* Texte:
Contre la deuxième épitre de saint Pierre on objecte la différence de style entre la première et la deuxième. Or, la première est certainement de Pierre. Cette objection vient d’Érasme. Mais les Magdebourgeois sont d’un avis en tout point contraire. Il leur semble à eux que le style de la deuxième lettre est très semblable à celui de la première. Saint Jérôme a cela à dire dans sa question 11 à Hebdibiam au sujet de la diversité du style. Elle provient, dit-il, tout simplement de la diversité des traducteurs, car saint Pierre ne se servait pas toujours du même.


Contre la deuxième épitre et la troisième épitre de saint Jean, on ne peut présenter que Papias d’après Eusèbe, au livre 3, chapitre 39 de son histoire ecclésiastique, et saint Jérôme dans son livre des hommes illustres, en parlant de Jean. Papias raconte qu’il y a eux deux Jean, un apôtre, et un ancien. Et, parce que l’auteur de ces lettres ne se donne pas le nom d’apôtre, mais d’ancien, il est vraisemblable, selon lui, que ces deux brèves épitres aient été écrites par l’ancien plutôt que par l’apôtre. Cette supposition parait bien légère quand on l’oppose au grand nombre de conciles, de pontifes et des pères qui attribuent ces deux lettres à l’apôtre saint Jean. Surtout si l’on considère que Papias n’a jamais dit que ces deux épitres n’étaient pas de l’apôtre saint Jean (car il ne fait que nommer les deux Jean, et ne dit pas un mot sur l’auteur des lettres), et qu’on a raison d’appeler ancien l’apôtre Jean, lui qui a survécu à tous les apôtres, et qui est mort à un âge très avancé. Saint Jérôme fut loin de douter de l’apostolicité de ces épitres, car sur le point de les citer dans son épitre 85 à Évagre, il commence ainsi : « Elle résonne la trompette évangélique, le fils du tonnerre que Jésus aimait plus que les autres, celui qui a bu des fleuves de doctrine de la poitrine du Sauveur ».
 

1 mars 2017 à 19:29


CHAPITRE 19 L’Apocalypse



Les Marcionistes figuraient parmi les anciens hérétiques qui rejetaient l’Apocalypse de Jean, au témoignage de Tertullien dans le livre 4 contre Marcion. Il y avait aussi les Alogiens et les Théodotiens, au témoignage d’Épiphane, dans les hérésies 51 et 54. Parmi les nouveaux hérétiques, on trouve Luther. Dans son prologue à ce livre, il dit qu’il manque quelque chose, car l’Apocalypse affirme que seront heureux ceux qui observeront les choses qui sont écrites, alors que personne ne comprend quelles sont ces choses. Dans sa préface du nouveau testament, il dit  qu’il ne reconnait l’Apocalypse ni comme un livre prophétique ni comme un livre apostolique, mais comme un écrit semblable à celui d’Esdras. Brennius et Kemnitius, aux lieux cités, se disent de l’avis de Luther. Mais les Magdebourgeois dans la centurie 1 du livre 2, chap 4, col 56, renvoient Luther à Calvin, et combattent énergiquement avec ce dernier en faveur de l’Apocalypse, contre les Luthériens. Érasme, à la fin de ses annotations, émet anxieusement plusieurs conjectures, et conclut de là que ce livre n’est pas de l’apôtre Jean.

* Entrées fournies:
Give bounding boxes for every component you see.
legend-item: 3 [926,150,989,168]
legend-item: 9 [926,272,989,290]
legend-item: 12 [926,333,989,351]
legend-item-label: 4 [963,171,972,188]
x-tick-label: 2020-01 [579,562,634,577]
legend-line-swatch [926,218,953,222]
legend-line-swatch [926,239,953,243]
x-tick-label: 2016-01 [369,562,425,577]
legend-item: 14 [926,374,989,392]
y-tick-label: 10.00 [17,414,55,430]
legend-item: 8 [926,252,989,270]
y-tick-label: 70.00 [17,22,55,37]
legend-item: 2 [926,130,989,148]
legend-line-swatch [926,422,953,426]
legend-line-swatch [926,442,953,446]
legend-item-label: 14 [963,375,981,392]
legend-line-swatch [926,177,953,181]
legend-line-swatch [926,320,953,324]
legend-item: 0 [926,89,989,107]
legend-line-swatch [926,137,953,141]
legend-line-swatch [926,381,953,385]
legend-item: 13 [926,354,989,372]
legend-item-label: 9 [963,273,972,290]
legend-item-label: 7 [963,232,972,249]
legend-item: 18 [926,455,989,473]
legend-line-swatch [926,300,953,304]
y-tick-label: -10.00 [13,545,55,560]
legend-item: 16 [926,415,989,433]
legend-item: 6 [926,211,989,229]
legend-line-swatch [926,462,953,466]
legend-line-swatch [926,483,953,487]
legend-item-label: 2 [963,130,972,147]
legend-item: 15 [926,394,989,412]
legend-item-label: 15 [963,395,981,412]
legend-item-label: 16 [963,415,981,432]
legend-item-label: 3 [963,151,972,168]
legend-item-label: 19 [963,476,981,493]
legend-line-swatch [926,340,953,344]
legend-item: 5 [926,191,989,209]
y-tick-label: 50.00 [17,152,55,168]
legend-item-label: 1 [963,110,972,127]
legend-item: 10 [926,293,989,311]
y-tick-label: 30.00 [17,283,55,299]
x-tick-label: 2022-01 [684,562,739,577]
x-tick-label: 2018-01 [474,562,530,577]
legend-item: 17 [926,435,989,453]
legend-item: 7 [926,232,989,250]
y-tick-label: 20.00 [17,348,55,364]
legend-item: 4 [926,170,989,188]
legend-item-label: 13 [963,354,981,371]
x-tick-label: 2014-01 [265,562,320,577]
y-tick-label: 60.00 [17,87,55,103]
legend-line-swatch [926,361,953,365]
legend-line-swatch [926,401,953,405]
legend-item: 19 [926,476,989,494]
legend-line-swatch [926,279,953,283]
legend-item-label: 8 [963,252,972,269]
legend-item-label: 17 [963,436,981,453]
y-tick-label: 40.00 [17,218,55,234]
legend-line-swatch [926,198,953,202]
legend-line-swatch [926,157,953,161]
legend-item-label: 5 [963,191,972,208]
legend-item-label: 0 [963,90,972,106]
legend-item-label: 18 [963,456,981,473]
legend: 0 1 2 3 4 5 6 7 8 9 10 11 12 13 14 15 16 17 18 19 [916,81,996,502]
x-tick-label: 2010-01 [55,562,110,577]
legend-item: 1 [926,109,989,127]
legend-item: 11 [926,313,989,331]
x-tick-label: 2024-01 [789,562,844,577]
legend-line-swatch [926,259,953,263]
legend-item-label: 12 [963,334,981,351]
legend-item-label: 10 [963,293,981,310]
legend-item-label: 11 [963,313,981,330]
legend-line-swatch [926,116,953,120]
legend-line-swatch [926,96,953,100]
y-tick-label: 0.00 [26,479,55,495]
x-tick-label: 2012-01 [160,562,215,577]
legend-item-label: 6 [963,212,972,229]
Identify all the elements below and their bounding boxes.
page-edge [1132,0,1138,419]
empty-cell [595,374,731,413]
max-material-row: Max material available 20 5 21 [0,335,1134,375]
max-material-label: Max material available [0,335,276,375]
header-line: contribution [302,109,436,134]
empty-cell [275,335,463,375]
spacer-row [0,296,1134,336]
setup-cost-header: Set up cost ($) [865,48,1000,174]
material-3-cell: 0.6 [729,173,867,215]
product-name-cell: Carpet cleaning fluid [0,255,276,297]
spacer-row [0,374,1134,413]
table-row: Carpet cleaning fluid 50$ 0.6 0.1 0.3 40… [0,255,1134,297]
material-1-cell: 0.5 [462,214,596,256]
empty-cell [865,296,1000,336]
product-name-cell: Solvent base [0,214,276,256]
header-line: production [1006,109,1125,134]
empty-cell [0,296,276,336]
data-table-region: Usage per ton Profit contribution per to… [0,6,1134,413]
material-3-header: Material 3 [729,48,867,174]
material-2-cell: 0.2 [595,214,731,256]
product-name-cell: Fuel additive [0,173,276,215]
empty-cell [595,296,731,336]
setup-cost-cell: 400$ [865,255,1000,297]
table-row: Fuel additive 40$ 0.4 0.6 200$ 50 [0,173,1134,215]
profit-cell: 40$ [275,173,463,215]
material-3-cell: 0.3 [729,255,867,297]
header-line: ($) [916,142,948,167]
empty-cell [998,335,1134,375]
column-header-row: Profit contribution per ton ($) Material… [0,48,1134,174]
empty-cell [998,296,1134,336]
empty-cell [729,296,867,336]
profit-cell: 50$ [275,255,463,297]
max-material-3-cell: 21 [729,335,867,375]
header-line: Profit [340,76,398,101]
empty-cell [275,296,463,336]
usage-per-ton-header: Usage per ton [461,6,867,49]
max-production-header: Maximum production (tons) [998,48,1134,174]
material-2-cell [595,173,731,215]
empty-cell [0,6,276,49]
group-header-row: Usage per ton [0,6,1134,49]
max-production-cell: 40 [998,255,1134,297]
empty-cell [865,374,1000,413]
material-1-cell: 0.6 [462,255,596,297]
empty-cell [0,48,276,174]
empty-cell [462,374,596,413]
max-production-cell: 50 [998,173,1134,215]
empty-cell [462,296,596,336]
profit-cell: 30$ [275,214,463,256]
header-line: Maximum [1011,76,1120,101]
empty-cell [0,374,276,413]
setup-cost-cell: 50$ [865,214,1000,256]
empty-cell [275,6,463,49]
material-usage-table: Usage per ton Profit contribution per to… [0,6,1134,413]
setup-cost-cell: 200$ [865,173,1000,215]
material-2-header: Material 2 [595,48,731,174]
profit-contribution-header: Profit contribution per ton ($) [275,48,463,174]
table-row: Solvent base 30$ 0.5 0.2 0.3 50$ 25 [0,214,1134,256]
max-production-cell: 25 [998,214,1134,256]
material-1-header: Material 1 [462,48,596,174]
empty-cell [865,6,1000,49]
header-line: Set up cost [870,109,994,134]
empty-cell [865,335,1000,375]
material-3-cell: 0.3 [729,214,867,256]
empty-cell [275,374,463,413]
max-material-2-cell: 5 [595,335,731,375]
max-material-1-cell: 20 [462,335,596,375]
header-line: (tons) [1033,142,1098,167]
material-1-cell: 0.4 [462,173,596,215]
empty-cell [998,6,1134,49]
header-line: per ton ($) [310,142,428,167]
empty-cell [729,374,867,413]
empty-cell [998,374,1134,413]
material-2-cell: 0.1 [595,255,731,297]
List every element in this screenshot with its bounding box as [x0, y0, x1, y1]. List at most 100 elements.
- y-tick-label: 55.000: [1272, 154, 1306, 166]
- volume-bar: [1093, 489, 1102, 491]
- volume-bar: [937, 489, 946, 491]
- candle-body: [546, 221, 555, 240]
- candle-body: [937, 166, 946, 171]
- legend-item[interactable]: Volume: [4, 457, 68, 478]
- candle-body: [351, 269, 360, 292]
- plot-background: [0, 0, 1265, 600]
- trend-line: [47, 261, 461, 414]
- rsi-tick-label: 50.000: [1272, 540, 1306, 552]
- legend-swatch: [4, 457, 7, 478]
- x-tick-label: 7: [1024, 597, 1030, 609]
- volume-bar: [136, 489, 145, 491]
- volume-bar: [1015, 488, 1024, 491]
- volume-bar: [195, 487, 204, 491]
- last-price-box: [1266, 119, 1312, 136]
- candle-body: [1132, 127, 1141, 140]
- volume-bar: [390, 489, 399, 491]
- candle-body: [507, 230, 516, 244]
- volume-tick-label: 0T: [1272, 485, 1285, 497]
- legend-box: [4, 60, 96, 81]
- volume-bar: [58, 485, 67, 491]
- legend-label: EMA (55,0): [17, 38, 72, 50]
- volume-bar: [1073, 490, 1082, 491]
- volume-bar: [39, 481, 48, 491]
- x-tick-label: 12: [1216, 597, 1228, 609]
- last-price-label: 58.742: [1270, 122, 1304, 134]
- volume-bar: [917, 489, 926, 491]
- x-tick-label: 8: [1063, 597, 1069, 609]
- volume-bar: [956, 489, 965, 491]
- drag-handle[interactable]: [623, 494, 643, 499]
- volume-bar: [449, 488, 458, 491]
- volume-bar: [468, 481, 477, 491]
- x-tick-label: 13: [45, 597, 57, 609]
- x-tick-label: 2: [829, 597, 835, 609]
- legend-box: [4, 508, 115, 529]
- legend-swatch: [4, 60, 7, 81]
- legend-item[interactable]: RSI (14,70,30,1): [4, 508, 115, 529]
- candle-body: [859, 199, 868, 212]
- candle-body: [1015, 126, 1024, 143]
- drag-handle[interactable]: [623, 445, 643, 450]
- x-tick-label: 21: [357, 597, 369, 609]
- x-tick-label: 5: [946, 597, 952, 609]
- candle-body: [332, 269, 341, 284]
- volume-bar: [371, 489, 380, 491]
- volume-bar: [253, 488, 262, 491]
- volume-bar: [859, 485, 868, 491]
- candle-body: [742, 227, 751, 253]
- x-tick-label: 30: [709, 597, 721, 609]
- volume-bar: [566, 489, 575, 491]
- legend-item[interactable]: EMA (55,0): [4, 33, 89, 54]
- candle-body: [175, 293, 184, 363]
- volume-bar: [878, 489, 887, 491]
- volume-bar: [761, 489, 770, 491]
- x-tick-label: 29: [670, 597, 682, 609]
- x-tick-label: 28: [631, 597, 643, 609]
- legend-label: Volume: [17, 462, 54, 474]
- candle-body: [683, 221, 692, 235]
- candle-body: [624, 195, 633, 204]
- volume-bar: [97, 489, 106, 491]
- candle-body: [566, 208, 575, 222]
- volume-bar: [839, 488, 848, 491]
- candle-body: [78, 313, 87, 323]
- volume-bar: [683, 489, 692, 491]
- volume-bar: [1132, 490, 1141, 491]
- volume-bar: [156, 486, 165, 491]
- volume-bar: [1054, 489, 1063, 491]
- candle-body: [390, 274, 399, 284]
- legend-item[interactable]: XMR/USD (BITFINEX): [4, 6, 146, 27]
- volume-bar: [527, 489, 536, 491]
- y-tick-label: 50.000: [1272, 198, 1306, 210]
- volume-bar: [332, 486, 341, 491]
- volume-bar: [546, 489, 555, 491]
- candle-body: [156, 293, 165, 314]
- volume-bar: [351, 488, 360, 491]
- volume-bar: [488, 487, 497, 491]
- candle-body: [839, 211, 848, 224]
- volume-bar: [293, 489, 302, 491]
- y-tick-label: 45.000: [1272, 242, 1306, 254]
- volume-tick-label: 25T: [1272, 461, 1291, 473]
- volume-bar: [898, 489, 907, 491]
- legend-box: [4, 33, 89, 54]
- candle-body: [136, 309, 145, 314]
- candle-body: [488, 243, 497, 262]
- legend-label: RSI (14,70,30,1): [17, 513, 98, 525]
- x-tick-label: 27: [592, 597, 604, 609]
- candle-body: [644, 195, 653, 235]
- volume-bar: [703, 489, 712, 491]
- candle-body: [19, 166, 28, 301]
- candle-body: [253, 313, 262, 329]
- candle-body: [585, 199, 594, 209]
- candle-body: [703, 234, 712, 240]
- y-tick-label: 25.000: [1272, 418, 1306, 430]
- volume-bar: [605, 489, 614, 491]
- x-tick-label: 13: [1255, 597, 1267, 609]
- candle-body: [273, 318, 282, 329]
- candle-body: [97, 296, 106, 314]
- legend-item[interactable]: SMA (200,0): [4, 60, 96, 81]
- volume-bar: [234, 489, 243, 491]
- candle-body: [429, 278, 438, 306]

* Objectif: Poursuivez le texte sur l'authenticité des épîtres et de l'Apocalypse juste après sa dernière phrase.

* Résultat de l'exercice:
Ne manquèrent pas non plus, par le passé, les catholiques qui doutèrent de la canonicité ou de l’auteur de ce livre. Car, un ancien auteur du nom de Cajus, attribuait ce livre à l’hérétique Cérinthe, au témoignage d’Eusèbe, dans le livre 2, chap. 28 de son histoire ecclésiastique. Denys d’Alexandrie rejette cette opinion de Cajus citée par Eusèbe, et affirme que ce livre est divin et canonique. Mais il doute s’il est de l’apôtre saint Jean ou d’un autre du même nom. Saint Jérôme, dans son épitre à Dardanum, déclare que les Grecs ont douté de l’authenticité de ce livre contre le consentement universel des Latins, comme les latins ont douté de l’authenticité de l’épitre aux Hébreux contre le consentement unanime des Grecs.


Que l’Apocalypse soit vraiment un produit de l’apôtre Jean, qu’il soit un livre divin et admirable, nous pouvons facilement le prouver. D’abord, à partir des conciles. Car, dans le concile d’Ancyre, avant 1200 années, au dernier chapitre, on le cite sous le nom de Jean. Dans celui de Carthage 111, can 47, et dans le concile romain sous Gélase 1, ce livre est énuméré parmi les livres sacrés et canoniques. De même, au concile de Tolède 4, chap 16. De nombreux papes et conciles confirment que l’Apocalypse est vraiment canonique et divin, et qu’il est l’œuvre de saint Jean l’apôtre.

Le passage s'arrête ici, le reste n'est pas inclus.